Record extracts
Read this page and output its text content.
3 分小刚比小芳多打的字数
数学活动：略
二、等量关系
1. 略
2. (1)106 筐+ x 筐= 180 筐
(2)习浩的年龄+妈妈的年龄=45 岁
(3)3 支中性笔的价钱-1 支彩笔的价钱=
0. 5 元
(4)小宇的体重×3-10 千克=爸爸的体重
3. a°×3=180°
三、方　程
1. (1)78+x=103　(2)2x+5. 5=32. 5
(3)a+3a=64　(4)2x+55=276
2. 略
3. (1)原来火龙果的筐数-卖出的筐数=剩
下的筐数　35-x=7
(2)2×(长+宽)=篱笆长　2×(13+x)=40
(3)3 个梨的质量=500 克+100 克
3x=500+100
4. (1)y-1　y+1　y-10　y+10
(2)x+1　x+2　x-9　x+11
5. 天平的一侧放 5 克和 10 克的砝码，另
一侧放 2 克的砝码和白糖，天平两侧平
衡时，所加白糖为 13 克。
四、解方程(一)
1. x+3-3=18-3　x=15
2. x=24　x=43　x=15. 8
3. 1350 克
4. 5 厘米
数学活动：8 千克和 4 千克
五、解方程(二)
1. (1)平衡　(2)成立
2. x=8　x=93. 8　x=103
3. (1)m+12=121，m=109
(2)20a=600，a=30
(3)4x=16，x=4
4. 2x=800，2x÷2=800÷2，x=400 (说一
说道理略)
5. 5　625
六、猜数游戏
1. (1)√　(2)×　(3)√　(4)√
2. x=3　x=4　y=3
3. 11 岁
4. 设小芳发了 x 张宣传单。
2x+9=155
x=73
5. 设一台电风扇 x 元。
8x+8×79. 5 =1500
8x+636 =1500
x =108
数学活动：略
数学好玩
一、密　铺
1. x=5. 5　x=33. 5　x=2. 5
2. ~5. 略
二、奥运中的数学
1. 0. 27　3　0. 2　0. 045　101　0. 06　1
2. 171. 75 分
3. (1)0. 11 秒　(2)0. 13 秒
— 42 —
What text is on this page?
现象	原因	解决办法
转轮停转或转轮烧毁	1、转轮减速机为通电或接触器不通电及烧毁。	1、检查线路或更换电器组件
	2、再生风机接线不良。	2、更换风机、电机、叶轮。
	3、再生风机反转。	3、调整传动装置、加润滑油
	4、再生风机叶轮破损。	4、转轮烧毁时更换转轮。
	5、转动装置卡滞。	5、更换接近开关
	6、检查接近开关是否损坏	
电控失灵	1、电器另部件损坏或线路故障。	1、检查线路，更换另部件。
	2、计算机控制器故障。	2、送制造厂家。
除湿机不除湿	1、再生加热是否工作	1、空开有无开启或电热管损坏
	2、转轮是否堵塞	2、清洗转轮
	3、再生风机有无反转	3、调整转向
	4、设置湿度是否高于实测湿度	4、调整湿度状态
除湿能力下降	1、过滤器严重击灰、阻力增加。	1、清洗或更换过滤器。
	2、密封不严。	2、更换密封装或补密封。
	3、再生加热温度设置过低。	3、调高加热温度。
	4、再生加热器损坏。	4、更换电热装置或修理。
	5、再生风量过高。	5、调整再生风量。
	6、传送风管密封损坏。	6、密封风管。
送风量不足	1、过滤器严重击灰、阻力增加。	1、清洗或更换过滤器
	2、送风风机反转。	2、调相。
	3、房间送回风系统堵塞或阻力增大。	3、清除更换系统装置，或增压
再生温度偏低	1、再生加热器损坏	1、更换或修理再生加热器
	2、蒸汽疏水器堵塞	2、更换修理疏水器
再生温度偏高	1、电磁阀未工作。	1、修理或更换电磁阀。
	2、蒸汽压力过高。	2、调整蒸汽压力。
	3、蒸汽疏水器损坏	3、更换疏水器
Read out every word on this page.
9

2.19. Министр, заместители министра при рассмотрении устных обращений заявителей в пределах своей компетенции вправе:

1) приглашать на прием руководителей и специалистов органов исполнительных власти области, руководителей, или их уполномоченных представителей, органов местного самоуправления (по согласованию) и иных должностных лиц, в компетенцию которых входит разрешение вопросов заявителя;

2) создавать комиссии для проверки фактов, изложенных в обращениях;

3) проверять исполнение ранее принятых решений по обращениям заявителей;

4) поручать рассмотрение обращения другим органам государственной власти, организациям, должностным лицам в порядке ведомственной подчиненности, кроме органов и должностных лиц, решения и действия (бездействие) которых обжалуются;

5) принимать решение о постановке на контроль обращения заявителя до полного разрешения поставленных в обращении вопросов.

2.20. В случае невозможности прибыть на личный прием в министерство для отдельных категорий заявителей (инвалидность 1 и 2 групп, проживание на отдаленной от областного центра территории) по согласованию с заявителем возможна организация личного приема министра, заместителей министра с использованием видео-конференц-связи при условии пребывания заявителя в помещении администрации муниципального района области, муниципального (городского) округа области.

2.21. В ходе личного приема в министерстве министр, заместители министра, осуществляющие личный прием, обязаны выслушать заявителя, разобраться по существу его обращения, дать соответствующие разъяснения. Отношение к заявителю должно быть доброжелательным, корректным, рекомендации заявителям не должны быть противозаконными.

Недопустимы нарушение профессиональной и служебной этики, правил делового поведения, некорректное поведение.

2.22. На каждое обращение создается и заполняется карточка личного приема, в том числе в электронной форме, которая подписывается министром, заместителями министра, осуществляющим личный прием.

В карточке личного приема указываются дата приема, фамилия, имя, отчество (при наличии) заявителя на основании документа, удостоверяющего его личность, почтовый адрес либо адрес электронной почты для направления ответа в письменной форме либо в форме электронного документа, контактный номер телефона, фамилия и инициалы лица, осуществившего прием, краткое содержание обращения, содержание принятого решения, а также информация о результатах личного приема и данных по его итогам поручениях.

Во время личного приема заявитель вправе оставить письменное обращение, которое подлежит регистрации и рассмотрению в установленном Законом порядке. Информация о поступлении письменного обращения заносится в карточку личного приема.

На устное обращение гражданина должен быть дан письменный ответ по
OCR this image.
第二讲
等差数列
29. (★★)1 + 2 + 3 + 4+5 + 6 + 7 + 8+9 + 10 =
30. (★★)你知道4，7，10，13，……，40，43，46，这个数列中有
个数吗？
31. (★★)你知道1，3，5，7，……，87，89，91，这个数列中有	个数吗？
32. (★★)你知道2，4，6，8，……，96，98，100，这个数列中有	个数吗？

Stated exercise
Output each record precisely as given.

Correct response
Read this page and output its text content.
3 分小刚比小芳多打的字数
数学活动：略
二、等量关系
1. 略
2. (1)106 筐+ x 筐= 180 筐
(2)习浩的年龄+妈妈的年龄=45 岁
(3)3 支中性笔的价钱-1 支彩笔的价钱=
0. 5 元
(4)小宇的体重×3-10 千克=爸爸的体重
3. a°×3=180°
三、方　程
1. (1)78+x=103　(2)2x+5. 5=32. 5
(3)a+3a=64　(4)2x+55=276
2. 略
3. (1)原来火龙果的筐数-卖出的筐数=剩
下的筐数　35-x=7
(2)2×(长+宽)=篱笆长　2×(13+x)=40
(3)3 个梨的质量=500 克+100 克
3x=500+100
4. (1)y-1　y+1　y-10　y+10
(2)x+1　x+2　x-9　x+11
5. 天平的一侧放 5 克和 10 克的砝码，另
一侧放 2 克的砝码和白糖，天平两侧平
衡时，所加白糖为 13 克。
四、解方程(一)
1. x+3-3=18-3　x=15
2. x=24　x=43　x=15. 8
3. 1350 克
4. 5 厘米
数学活动：8 千克和 4 千克
五、解方程(二)
1. (1)平衡　(2)成立
2. x=8　x=93. 8　x=103
3. (1)m+12=121，m=109
(2)20a=600，a=30
(3)4x=16，x=4
4. 2x=800，2x÷2=800÷2，x=400 (说一
说道理略)
5. 5　625
六、猜数游戏
1. (1)√　(2)×　(3)√　(4)√
2. x=3　x=4　y=3
3. 11 岁
4. 设小芳发了 x 张宣传单。
2x+9=155
x=73
5. 设一台电风扇 x 元。
8x+8×79. 5 =1500
8x+636 =1500
x =108
数学活动：略
数学好玩
一、密　铺
1. x=5. 5　x=33. 5　x=2. 5
2. ~5. 略
二、奥运中的数学
1. 0. 27　3　0. 2　0. 045　101　0. 06　1
2. 171. 75 分
3. (1)0. 11 秒　(2)0. 13 秒
— 42 —
What text is on this page?
现象	原因	解决办法
转轮停转或转轮烧毁	1、转轮减速机为通电或接触器不通电及烧毁。	1、检查线路或更换电器组件
	2、再生风机接线不良。	2、更换风机、电机、叶轮。
	3、再生风机反转。	3、调整传动装置、加润滑油
	4、再生风机叶轮破损。	4、转轮烧毁时更换转轮。
	5、转动装置卡滞。	5、更换接近开关
	6、检查接近开关是否损坏	
电控失灵	1、电器另部件损坏或线路故障。	1、检查线路，更换另部件。
	2、计算机控制器故障。	2、送制造厂家。
除湿机不除湿	1、再生加热是否工作	1、空开有无开启或电热管损坏
	2、转轮是否堵塞	2、清洗转轮
	3、再生风机有无反转	3、调整转向
	4、设置湿度是否高于实测湿度	4、调整湿度状态
除湿能力下降	1、过滤器严重击灰、阻力增加。	1、清洗或更换过滤器。
	2、密封不严。	2、更换密封装或补密封。
	3、再生加热温度设置过低。	3、调高加热温度。
	4、再生加热器损坏。	4、更换电热装置或修理。
	5、再生风量过高。	5、调整再生风量。
	6、传送风管密封损坏。	6、密封风管。
送风量不足	1、过滤器严重击灰、阻力增加。	1、清洗或更换过滤器
	2、送风风机反转。	2、调相。
	3、房间送回风系统堵塞或阻力增大。	3、清除更换系统装置，或增压
再生温度偏低	1、再生加热器损坏	1、更换或修理再生加热器
	2、蒸汽疏水器堵塞	2、更换修理疏水器
再生温度偏高	1、电磁阀未工作。	1、修理或更换电磁阀。
	2、蒸汽压力过高。	2、调整蒸汽压力。
	3、蒸汽疏水器损坏	3、更换疏水器
Read out every word on this page.
9

2.19. Министр, заместители министра при рассмотрении устных обращений заявителей в пределах своей компетенции вправе:

1) приглашать на прием руководителей и специалистов органов исполнительных власти области, руководителей, или их уполномоченных представителей, органов местного самоуправления (по согласованию) и иных должностных лиц, в компетенцию которых входит разрешение вопросов заявителя;

2) создавать комиссии для проверки фактов, изложенных в обращениях;

3) проверять исполнение ранее принятых решений по обращениям заявителей;

4) поручать рассмотрение обращения другим органам государственной власти, организациям, должностным лицам в порядке ведомственной подчиненности, кроме органов и должностных лиц, решения и действия (бездействие) которых обжалуются;

5) принимать решение о постановке на контроль обращения заявителя до полного разрешения поставленных в обращении вопросов.

2.20. В случае невозможности прибыть на личный прием в министерство для отдельных категорий заявителей (инвалидность 1 и 2 групп, проживание на отдаленной от областного центра территории) по согласованию с заявителем возможна организация личного приема министра, заместителей министра с использованием видео-конференц-связи при условии пребывания заявителя в помещении администрации муниципального района области, муниципального (городского) округа области.

2.21. В ходе личного приема в министерстве министр, заместители министра, осуществляющие личный прием, обязаны выслушать заявителя, разобраться по существу его обращения, дать соответствующие разъяснения. Отношение к заявителю должно быть доброжелательным, корректным, рекомендации заявителям не должны быть противозаконными.

Недопустимы нарушение профессиональной и служебной этики, правил делового поведения, некорректное поведение.

2.22. На каждое обращение создается и заполняется карточка личного приема, в том числе в электронной форме, которая подписывается министром, заместителями министра, осуществляющим личный прием.

В карточке личного приема указываются дата приема, фамилия, имя, отчество (при наличии) заявителя на основании документа, удостоверяющего его личность, почтовый адрес либо адрес электронной почты для направления ответа в письменной форме либо в форме электронного документа, контактный номер телефона, фамилия и инициалы лица, осуществившего прием, краткое содержание обращения, содержание принятого решения, а также информация о результатах личного приема и данных по его итогам поручениях.

Во время личного приема заявитель вправе оставить письменное обращение, которое подлежит регистрации и рассмотрению в установленном Законом порядке. Информация о поступлении письменного обращения заносится в карточку личного приема.

На устное обращение гражданина должен быть дан письменный ответ по
OCR this image.
第二讲
等差数列
29. (★★)1 + 2 + 3 + 4+5 + 6 + 7 + 8+9 + 10 =
30. (★★)你知道4，7，10，13，……，40，43，46，这个数列中有
个数吗？
31. (★★)你知道1，3，5，7，……，87，89，91，这个数列中有	个数吗？
32. (★★)你知道2，4，6，8，……，96，98，100，这个数列中有	个数吗？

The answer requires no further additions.